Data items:
## Begin

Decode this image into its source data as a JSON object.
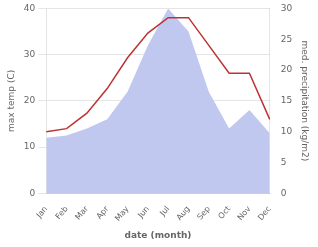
{
  "chart_data": {
    "type": "line",
    "categories": [
      "Jan",
      "Feb",
      "Mar",
      "Apr",
      "May",
      "Jun",
      "Jul",
      "Aug",
      "Sep",
      "Oct",
      "Nov",
      "Dec"
    ],
    "series": [
      {
        "type": "area",
        "color": "#c0c8f0",
        "values": [
          12.0,
          12.5,
          14.0,
          16.0,
          22.0,
          32.0,
          40.0,
          35.0,
          22.0,
          14.0,
          18.0,
          13.0
        ]
      },
      {
        "type": "line",
        "color": "#bb3333",
        "axis": "y2",
        "values": [
          10.0,
          10.5,
          13.0,
          17.0,
          22.0,
          26.0,
          28.5,
          28.5,
          24.0,
          19.5,
          19.5,
          12.0
        ]
      }
    ],
    "xlabel": "date (month)",
    "ylabel": "max temp (C)",
    "y2label": "med. precipitation (kg/m2)",
    "ylim": [
      0,
      40
    ],
    "yticks": [
      0,
      10,
      20,
      30,
      40
    ],
    "y2lim": [
      0,
      30
    ],
    "y2ticks": [
      0,
      5,
      10,
      15,
      20,
      25,
      30
    ],
    "grid": true
  }
}
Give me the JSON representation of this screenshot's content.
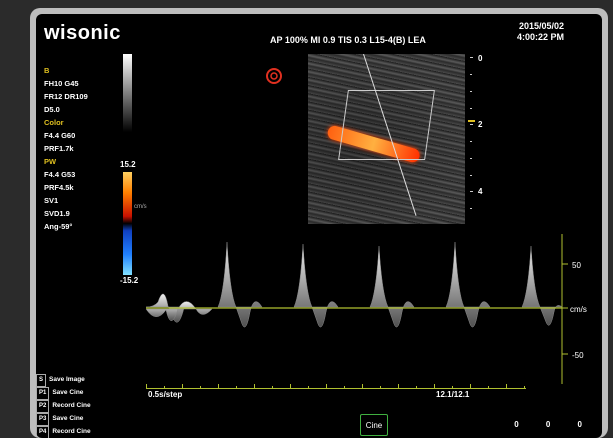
{
  "brand": "wisonic",
  "header": {
    "info": "AP 100%  MI 0.9   TIS 0.3  L15-4(B)  LEA",
    "date": "2015/05/02",
    "time": "4:00:22 PM"
  },
  "params": {
    "b_title": "B",
    "b1": "FH10   G45",
    "b2": "FR12   DR109",
    "b3": "D5.0",
    "color_title": "Color",
    "c1": "F4.4   G60",
    "c2": "PRF1.7k",
    "pw_title": "PW",
    "p1": "F4.4   G53",
    "p2": "PRF4.5k",
    "p3": "SV1",
    "p4": "SVD1.9",
    "p5": "Ang-59°"
  },
  "color_scale": {
    "top": "15.2",
    "bottom": "-15.2",
    "unit": "cm/s"
  },
  "depth_scale": {
    "labels": [
      "0",
      "2",
      "4"
    ]
  },
  "velocity_scale": {
    "labels": [
      "50",
      "cm/s",
      "-50"
    ]
  },
  "sweep": {
    "speed": "0.5s/step",
    "frame": "12.1/12.1"
  },
  "status": [
    {
      "key": "S",
      "label": "Save Image"
    },
    {
      "key": "P1",
      "label": "Save Cine"
    },
    {
      "key": "P2",
      "label": "Record Cine"
    },
    {
      "key": "P3",
      "label": "Save Cine"
    },
    {
      "key": "P4",
      "label": "Record Cine"
    }
  ],
  "cine_label": "Cine",
  "bottom_values": "0 0 0",
  "colors": {
    "accent": "#e0c020",
    "baseline": "#b0c030",
    "cine_border": "#40b040"
  }
}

## End

## CHALLENGE
Repeat the data in full and exactly. Omit pictures.

## SOLVED EXERCISE
Decode this image into its source data as a JSON object.
{
  "chart_data": {
    "type": "line",
    "categories": [
      "Jan",
      "Feb",
      "Mar",
      "Apr",
      "May",
      "Jun",
      "Jul",
      "Aug",
      "Sep",
      "Oct",
      "Nov",
      "Dec"
    ],
    "series": [
      {
        "type": "area",
        "color": "#c0c8f0",
        "values": [
          12.0,
          12.5,
          14.0,
          16.0,
          22.0,
          32.0,
          40.0,
          35.0,
          22.0,
          14.0,
          18.0,
          13.0
        ]
      },
      {
        "type": "line",
        "color": "#bb3333",
        "axis": "y2",
        "values": [
          10.0,
          10.5,
          13.0,
          17.0,
          22.0,
          26.0,
          28.5,
          28.5,
          24.0,
          19.5,
          19.5,
          12.0
        ]
      }
    ],
    "xlabel": "date (month)",
    "ylabel": "max temp (C)",
    "y2label": "med. precipitation (kg/m2)",
    "ylim": [
      0,
      40
    ],
    "yticks": [
      0,
      10,
      20,
      30,
      40
    ],
    "y2lim": [
      0,
      30
    ],
    "y2ticks": [
      0,
      5,
      10,
      15,
      20,
      25,
      30
    ],
    "grid": true
  }
}
Give me the JSON representation of this screenshot's content.
{
  "brand": "wisonic",
  "header": {
    "info": "AP 100%  MI 0.9   TIS 0.3  L15-4(B)  LEA",
    "date": "2015/05/02",
    "time": "4:00:22 PM"
  },
  "params": {
    "b_title": "B",
    "b1": "FH10   G45",
    "b2": "FR12   DR109",
    "b3": "D5.0",
    "color_title": "Color",
    "c1": "F4.4   G60",
    "c2": "PRF1.7k",
    "pw_title": "PW",
    "p1": "F4.4   G53",
    "p2": "PRF4.5k",
    "p3": "SV1",
    "p4": "SVD1.9",
    "p5": "Ang-59°"
  },
  "color_scale": {
    "top": "15.2",
    "bottom": "-15.2",
    "unit": "cm/s"
  },
  "depth_scale": {
    "labels": [
      "0",
      "2",
      "4"
    ]
  },
  "velocity_scale": {
    "labels": [
      "50",
      "cm/s",
      "-50"
    ]
  },
  "sweep": {
    "speed": "0.5s/step",
    "frame": "12.1/12.1"
  },
  "status": [
    {
      "key": "S",
      "label": "Save Image"
    },
    {
      "key": "P1",
      "label": "Save Cine"
    },
    {
      "key": "P2",
      "label": "Record Cine"
    },
    {
      "key": "P3",
      "label": "Save Cine"
    },
    {
      "key": "P4",
      "label": "Record Cine"
    }
  ],
  "cine_label": "Cine",
  "bottom_values": "0 0 0",
  "colors": {
    "accent": "#e0c020",
    "baseline": "#b0c030",
    "cine_border": "#40b040"
  }
}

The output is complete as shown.